**Given request:** Please copy the entries below line for line, leaving out the pictures.

>>>>

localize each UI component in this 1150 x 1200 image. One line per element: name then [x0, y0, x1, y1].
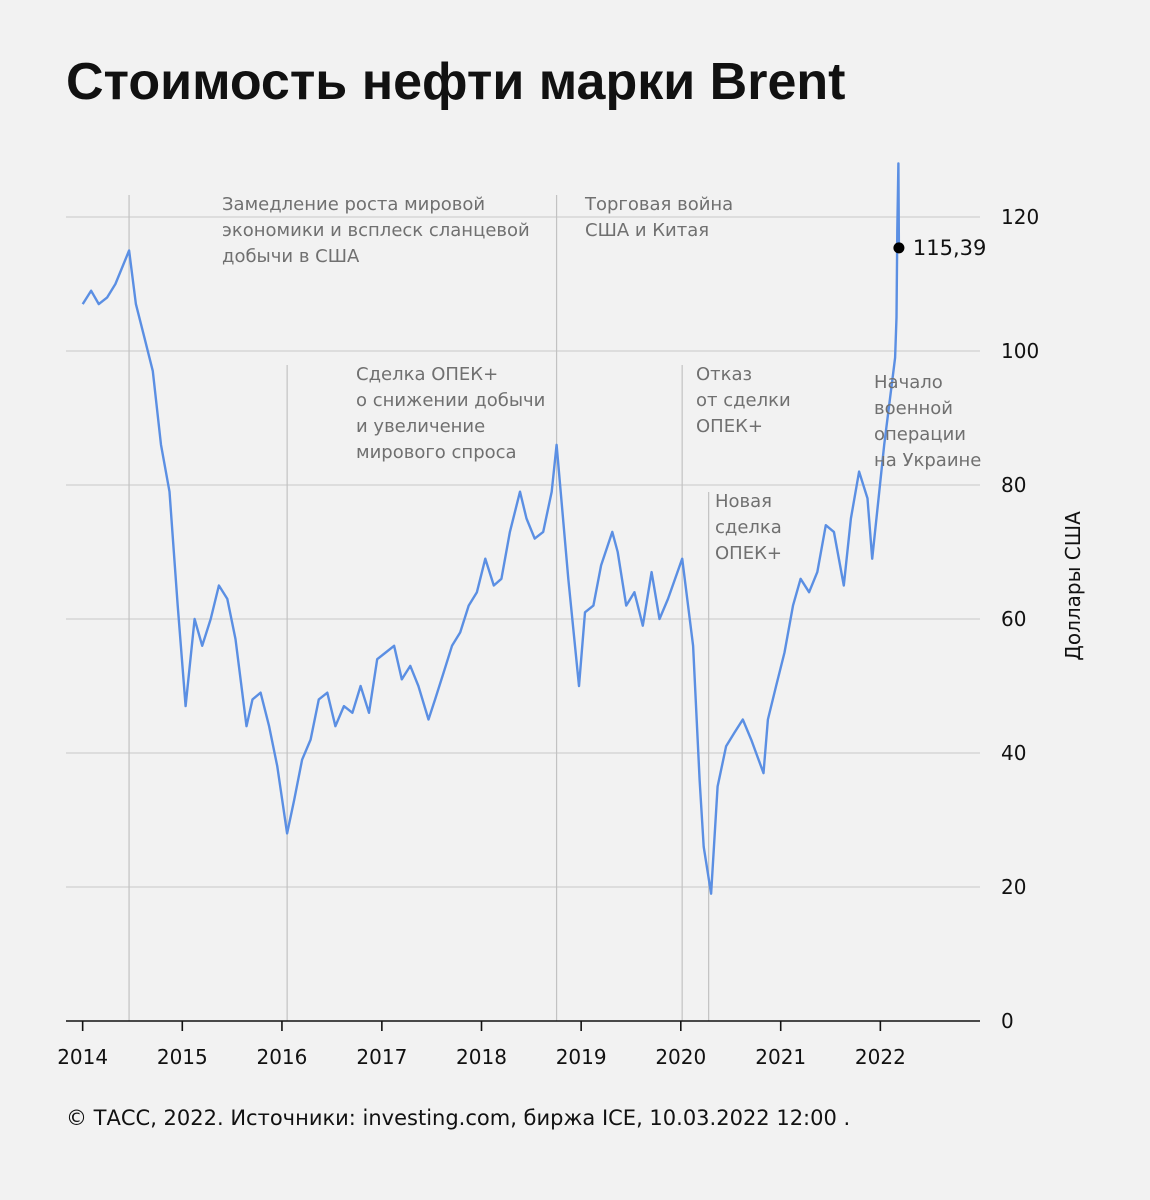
annotation-text: экономики и всплеск сланцевой: [222, 220, 530, 241]
x-tick-label: 2019: [556, 1045, 607, 1069]
series-layer: 115,39: [81, 162, 986, 895]
x-tick-label: 2022: [855, 1045, 906, 1069]
annotation-text: Новая: [715, 491, 772, 512]
annotation-text: Сделка ОПЕК+: [356, 364, 498, 385]
annotation-text: добычи в США: [222, 246, 360, 267]
annotation-text: и увеличение: [356, 416, 485, 437]
x-tick-label: 2016: [256, 1045, 307, 1069]
y-tick-label: 100: [1001, 339, 1039, 363]
x-tick-label: 2015: [157, 1045, 208, 1069]
annotation-text: от сделки: [696, 390, 791, 411]
annotation-text: мирового спроса: [356, 442, 517, 463]
y-tick-label: 20: [1001, 875, 1026, 899]
annotation-text: операции: [874, 424, 966, 445]
x-tick-label: 2021: [755, 1045, 806, 1069]
annotation-lines: [128, 195, 710, 1021]
annotation-text: ОПЕК+: [696, 416, 763, 437]
annotation-labels: Замедление роста мировой экономики и вспл…: [222, 194, 981, 564]
axis-layer: 0 20 40 60 80 100 120 Доллары США 2014 2015 2016 20…: [57, 205, 1085, 1069]
x-tick-label: 2017: [356, 1045, 407, 1069]
y-tick-label: 120: [1001, 205, 1039, 229]
y-tick-label: 0: [1001, 1009, 1014, 1033]
last-value-point: [893, 242, 905, 254]
annotation-text: сделка: [715, 517, 782, 538]
annotation-text: ОПЕК+: [715, 543, 782, 564]
annotation-text: Торговая война: [584, 194, 733, 215]
last-value-label: 115,39: [913, 236, 986, 260]
y-tick-label: 40: [1001, 741, 1026, 765]
annotation-text: военной: [874, 398, 953, 419]
x-tick-label: 2018: [456, 1045, 507, 1069]
grid-layer: [66, 216, 980, 888]
chart-title: Стоимость нефти марки Brent: [66, 53, 846, 111]
annotation-text: о снижении добычи: [356, 390, 545, 411]
annotation-text: Замедление роста мировой: [222, 194, 485, 215]
y-tick-label: 60: [1001, 607, 1026, 631]
annotation-text: США и Китая: [585, 220, 709, 241]
x-tick-label: 2014: [57, 1045, 108, 1069]
source-footer: © ТАСС, 2022. Источники: investing.com, …: [66, 1106, 851, 1130]
annotation-text: на Украине: [874, 450, 981, 471]
brent-price-line: [81, 162, 901, 895]
annotation-text: Начало: [874, 372, 943, 393]
annotation-text: Отказ: [696, 364, 752, 385]
y-tick-label: 80: [1001, 473, 1026, 497]
y-axis-title: Доллары США: [1061, 511, 1085, 661]
x-tick-label: 2020: [655, 1045, 706, 1069]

<<<<

**Correct result:**
localize each UI component in this 1150 x 1200 image. One line per element: name then [x0, y0, x1, y1].
annotation-text: экономики и всплеск сланцевой: [222, 220, 530, 241]
x-tick-label: 2019: [556, 1045, 607, 1069]
series-layer: 115,39: [81, 162, 986, 895]
x-tick-label: 2022: [855, 1045, 906, 1069]
annotation-text: Новая: [715, 491, 772, 512]
annotation-text: Сделка ОПЕК+: [356, 364, 498, 385]
annotation-text: добычи в США: [222, 246, 360, 267]
annotation-text: и увеличение: [356, 416, 485, 437]
x-tick-label: 2016: [256, 1045, 307, 1069]
y-tick-label: 100: [1001, 339, 1039, 363]
x-tick-label: 2015: [157, 1045, 208, 1069]
annotation-text: от сделки: [696, 390, 791, 411]
annotation-text: мирового спроса: [356, 442, 517, 463]
y-tick-label: 20: [1001, 875, 1026, 899]
annotation-text: операции: [874, 424, 966, 445]
x-tick-label: 2021: [755, 1045, 806, 1069]
annotation-lines: [128, 195, 710, 1021]
annotation-text: ОПЕК+: [696, 416, 763, 437]
annotation-labels: Замедление роста мировой экономики и вспл…: [222, 194, 981, 564]
axis-layer: 0 20 40 60 80 100 120 Доллары США 2014 2015 2016 20…: [57, 205, 1085, 1069]
x-tick-label: 2017: [356, 1045, 407, 1069]
y-tick-label: 120: [1001, 205, 1039, 229]
y-tick-label: 0: [1001, 1009, 1014, 1033]
last-value-point: [893, 242, 905, 254]
annotation-text: сделка: [715, 517, 782, 538]
annotation-text: ОПЕК+: [715, 543, 782, 564]
annotation-text: Торговая война: [584, 194, 733, 215]
last-value-label: 115,39: [913, 236, 986, 260]
y-tick-label: 40: [1001, 741, 1026, 765]
annotation-text: военной: [874, 398, 953, 419]
x-tick-label: 2018: [456, 1045, 507, 1069]
grid-layer: [66, 216, 980, 888]
chart-title: Стоимость нефти марки Brent: [66, 53, 846, 111]
annotation-text: о снижении добычи: [356, 390, 545, 411]
annotation-text: Замедление роста мировой: [222, 194, 485, 215]
y-tick-label: 60: [1001, 607, 1026, 631]
annotation-text: США и Китая: [585, 220, 709, 241]
x-tick-label: 2014: [57, 1045, 108, 1069]
source-footer: © ТАСС, 2022. Источники: investing.com, …: [66, 1106, 851, 1130]
annotation-text: на Украине: [874, 450, 981, 471]
brent-price-line: [81, 162, 901, 895]
annotation-text: Начало: [874, 372, 943, 393]
annotation-text: Отказ: [696, 364, 752, 385]
y-tick-label: 80: [1001, 473, 1026, 497]
y-axis-title: Доллары США: [1061, 511, 1085, 661]
x-tick-label: 2020: [655, 1045, 706, 1069]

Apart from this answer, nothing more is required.